Bounding box entries
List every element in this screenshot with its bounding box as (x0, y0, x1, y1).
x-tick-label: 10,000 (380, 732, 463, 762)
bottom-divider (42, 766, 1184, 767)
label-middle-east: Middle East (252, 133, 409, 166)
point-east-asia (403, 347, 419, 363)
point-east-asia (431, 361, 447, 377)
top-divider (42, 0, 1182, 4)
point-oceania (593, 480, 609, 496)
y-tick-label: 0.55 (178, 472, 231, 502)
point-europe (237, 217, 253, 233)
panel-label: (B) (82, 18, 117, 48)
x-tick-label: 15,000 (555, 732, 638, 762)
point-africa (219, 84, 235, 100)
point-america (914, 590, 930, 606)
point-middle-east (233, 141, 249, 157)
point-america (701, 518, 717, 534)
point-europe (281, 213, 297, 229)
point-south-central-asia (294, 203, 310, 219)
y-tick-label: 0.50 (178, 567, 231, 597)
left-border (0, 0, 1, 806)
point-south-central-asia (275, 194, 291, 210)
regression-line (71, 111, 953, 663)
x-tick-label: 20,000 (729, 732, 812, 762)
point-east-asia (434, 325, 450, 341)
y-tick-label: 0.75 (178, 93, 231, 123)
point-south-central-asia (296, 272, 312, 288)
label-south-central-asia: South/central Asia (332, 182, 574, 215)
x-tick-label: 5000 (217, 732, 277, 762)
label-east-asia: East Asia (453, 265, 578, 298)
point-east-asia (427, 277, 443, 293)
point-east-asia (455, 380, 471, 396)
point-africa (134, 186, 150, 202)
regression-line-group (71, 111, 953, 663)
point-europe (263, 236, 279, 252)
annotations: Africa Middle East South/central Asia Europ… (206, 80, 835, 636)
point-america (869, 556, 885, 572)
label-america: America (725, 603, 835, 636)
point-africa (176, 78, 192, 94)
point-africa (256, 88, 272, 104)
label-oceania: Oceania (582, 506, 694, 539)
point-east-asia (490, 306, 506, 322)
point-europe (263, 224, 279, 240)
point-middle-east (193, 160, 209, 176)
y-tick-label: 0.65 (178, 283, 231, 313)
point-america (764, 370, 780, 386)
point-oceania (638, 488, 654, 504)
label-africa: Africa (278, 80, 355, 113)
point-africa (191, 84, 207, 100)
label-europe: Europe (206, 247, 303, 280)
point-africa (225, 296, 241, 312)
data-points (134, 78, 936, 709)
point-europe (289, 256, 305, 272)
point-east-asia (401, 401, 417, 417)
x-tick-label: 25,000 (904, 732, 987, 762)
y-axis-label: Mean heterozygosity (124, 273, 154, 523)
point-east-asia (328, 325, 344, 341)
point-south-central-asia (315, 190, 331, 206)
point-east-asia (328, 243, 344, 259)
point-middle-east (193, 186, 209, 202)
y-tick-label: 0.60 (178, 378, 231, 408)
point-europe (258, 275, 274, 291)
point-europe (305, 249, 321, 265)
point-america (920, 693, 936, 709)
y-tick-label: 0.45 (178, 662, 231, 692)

* * *

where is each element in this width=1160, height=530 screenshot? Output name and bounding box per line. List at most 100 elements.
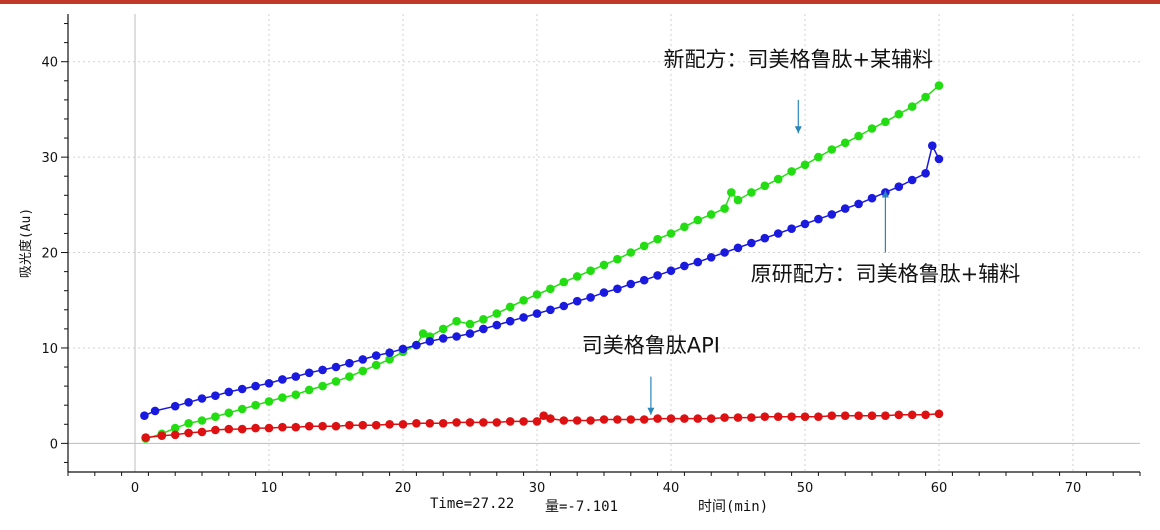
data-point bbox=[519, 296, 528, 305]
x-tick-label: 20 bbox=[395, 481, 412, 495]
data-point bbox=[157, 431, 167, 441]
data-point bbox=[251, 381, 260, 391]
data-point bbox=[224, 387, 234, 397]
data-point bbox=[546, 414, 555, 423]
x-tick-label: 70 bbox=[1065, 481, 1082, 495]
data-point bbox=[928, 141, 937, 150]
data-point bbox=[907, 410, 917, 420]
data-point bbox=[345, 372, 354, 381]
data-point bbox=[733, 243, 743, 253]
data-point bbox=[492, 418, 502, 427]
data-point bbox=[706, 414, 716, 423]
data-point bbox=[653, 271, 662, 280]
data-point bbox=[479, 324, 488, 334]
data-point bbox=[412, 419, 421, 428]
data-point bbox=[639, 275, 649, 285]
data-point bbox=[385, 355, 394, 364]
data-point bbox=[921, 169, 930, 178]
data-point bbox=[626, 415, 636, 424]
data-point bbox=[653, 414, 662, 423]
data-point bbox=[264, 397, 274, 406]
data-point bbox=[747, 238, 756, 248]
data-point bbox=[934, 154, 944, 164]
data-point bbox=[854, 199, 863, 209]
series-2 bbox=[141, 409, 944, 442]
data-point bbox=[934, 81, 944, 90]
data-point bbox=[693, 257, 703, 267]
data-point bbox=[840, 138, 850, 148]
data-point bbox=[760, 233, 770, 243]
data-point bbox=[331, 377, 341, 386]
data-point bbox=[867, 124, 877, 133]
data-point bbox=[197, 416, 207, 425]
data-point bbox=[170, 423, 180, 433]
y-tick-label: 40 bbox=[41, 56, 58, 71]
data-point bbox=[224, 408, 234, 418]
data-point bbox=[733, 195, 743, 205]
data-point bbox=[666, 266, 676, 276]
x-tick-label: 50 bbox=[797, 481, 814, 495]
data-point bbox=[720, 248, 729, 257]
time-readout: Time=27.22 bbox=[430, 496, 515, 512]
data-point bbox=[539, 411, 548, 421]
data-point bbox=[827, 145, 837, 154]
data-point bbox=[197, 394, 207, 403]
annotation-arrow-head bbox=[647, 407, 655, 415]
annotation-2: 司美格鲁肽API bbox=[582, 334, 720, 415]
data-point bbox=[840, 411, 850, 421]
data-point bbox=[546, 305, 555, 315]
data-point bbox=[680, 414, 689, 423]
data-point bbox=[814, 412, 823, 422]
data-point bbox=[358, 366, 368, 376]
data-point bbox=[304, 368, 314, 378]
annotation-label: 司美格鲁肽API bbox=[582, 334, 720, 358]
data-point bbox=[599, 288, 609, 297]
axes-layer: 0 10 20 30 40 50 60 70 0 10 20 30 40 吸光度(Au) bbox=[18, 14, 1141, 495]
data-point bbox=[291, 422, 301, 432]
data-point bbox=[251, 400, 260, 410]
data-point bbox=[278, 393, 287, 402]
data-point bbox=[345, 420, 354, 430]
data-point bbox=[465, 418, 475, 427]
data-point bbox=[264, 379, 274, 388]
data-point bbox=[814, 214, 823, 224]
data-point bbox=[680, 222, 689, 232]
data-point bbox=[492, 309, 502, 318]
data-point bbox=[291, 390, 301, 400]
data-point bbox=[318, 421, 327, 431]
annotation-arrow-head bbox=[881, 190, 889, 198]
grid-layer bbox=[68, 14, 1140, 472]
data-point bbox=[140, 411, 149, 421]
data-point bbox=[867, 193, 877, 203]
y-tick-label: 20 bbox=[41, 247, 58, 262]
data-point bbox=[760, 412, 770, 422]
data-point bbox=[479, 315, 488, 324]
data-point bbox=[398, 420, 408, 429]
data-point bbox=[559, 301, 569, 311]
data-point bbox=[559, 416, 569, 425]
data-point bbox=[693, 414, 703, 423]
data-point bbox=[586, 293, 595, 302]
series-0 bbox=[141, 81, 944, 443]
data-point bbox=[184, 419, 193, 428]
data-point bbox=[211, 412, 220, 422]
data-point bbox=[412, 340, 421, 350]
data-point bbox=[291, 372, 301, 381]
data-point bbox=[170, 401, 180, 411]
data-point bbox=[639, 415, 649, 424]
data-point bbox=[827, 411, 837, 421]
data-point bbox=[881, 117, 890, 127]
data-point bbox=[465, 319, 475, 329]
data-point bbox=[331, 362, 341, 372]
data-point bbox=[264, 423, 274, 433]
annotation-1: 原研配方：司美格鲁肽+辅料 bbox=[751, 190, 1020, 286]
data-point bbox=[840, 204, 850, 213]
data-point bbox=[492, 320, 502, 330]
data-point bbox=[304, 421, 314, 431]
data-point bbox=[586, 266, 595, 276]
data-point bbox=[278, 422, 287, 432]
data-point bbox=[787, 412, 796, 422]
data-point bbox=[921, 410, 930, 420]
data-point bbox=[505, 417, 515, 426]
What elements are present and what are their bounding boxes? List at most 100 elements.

...

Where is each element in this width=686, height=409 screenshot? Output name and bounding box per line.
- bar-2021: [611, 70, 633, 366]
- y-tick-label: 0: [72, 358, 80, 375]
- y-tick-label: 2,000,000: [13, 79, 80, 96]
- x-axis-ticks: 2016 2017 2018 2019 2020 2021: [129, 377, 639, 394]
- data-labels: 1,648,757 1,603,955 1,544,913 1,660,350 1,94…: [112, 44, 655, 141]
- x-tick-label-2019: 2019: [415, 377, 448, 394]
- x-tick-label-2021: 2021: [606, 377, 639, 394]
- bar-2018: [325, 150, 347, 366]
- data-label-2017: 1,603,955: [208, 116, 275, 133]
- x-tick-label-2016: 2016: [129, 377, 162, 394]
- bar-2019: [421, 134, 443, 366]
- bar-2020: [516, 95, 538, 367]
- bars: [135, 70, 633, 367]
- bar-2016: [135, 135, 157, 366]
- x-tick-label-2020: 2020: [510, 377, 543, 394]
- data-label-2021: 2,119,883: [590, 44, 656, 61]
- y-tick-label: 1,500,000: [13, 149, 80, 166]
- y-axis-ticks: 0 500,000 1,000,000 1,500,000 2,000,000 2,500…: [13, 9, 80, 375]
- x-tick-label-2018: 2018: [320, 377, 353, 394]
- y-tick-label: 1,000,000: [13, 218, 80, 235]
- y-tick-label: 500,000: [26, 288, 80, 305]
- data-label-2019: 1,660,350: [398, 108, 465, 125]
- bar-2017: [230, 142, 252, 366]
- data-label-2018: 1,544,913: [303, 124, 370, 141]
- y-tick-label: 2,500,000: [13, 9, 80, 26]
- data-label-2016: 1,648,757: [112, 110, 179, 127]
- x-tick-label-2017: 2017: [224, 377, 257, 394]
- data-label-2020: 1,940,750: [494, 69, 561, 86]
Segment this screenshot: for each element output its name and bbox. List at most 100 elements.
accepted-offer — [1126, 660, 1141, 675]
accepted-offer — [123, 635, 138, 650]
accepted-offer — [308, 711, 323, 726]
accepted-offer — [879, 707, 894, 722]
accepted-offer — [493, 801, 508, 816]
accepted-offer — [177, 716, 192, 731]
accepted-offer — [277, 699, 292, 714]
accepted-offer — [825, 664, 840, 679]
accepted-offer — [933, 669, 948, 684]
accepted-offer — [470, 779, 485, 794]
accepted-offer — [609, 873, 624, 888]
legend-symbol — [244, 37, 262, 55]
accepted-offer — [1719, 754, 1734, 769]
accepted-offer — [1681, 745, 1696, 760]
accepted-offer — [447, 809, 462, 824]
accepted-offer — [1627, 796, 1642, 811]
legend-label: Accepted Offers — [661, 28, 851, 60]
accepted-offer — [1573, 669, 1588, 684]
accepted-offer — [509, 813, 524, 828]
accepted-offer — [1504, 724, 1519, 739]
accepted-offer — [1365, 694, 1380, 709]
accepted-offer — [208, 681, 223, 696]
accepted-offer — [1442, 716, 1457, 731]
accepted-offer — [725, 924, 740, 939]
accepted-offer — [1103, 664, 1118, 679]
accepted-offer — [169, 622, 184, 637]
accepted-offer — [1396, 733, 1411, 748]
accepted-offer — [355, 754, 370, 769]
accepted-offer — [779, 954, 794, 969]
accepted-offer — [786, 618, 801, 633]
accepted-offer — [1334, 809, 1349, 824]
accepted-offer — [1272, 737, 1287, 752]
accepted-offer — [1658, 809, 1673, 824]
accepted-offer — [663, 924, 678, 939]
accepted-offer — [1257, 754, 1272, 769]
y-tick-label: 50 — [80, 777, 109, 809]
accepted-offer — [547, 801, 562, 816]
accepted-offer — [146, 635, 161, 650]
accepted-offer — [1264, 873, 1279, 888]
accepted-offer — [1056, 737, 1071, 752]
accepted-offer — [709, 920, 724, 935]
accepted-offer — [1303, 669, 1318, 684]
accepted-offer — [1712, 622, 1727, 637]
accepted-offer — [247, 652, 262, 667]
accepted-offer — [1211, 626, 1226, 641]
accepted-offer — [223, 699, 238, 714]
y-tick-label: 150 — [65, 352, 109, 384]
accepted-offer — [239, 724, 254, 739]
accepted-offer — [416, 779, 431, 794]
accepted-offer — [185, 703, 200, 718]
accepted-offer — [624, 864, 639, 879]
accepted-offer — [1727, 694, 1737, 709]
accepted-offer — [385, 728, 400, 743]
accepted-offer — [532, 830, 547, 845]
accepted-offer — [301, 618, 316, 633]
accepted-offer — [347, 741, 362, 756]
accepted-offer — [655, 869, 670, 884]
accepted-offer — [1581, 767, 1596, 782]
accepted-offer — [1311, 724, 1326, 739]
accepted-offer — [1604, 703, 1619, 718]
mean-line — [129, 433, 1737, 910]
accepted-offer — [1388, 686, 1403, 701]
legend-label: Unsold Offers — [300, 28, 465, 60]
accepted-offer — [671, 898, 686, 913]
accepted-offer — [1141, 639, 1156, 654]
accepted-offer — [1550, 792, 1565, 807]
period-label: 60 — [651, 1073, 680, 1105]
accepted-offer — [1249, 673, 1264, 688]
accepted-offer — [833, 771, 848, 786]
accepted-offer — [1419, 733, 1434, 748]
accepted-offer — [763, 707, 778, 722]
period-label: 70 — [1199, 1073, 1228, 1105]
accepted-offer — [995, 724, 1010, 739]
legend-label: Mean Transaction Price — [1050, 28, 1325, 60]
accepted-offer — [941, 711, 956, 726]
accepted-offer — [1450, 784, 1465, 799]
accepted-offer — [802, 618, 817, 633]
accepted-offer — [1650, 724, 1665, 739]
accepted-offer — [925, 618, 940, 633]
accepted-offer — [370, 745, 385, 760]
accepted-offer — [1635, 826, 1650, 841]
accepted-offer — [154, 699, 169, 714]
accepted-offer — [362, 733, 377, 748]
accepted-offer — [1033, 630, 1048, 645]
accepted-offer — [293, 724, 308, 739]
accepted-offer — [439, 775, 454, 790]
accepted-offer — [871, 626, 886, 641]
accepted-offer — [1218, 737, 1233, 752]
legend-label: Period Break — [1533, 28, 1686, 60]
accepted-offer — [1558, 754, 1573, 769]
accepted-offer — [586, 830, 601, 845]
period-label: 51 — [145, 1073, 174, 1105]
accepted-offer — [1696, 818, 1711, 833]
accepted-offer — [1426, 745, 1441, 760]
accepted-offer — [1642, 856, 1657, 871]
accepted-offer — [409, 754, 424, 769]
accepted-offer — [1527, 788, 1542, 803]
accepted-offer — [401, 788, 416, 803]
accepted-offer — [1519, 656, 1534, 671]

- WRITTEN TASK -
Copy out the lines above word for word, starting at the line that contains "List every element" and ending at the line that contains "point-south-central-asia (294, 203, 310, 219)", including both.

- EXPECTED ANSWER -
List every element in this screenshot with its bounding box as (x0, y0, x1, y1).
x-tick-label: 10,000 (380, 732, 463, 762)
bottom-divider (42, 766, 1184, 767)
label-middle-east: Middle East (252, 133, 409, 166)
point-east-asia (403, 347, 419, 363)
point-east-asia (431, 361, 447, 377)
top-divider (42, 0, 1182, 4)
point-oceania (593, 480, 609, 496)
y-tick-label: 0.55 (178, 472, 231, 502)
point-europe (237, 217, 253, 233)
panel-label: (B) (82, 18, 117, 48)
x-tick-label: 15,000 (555, 732, 638, 762)
point-africa (219, 84, 235, 100)
point-america (914, 590, 930, 606)
point-middle-east (233, 141, 249, 157)
point-america (701, 518, 717, 534)
point-europe (281, 213, 297, 229)
point-south-central-asia (294, 203, 310, 219)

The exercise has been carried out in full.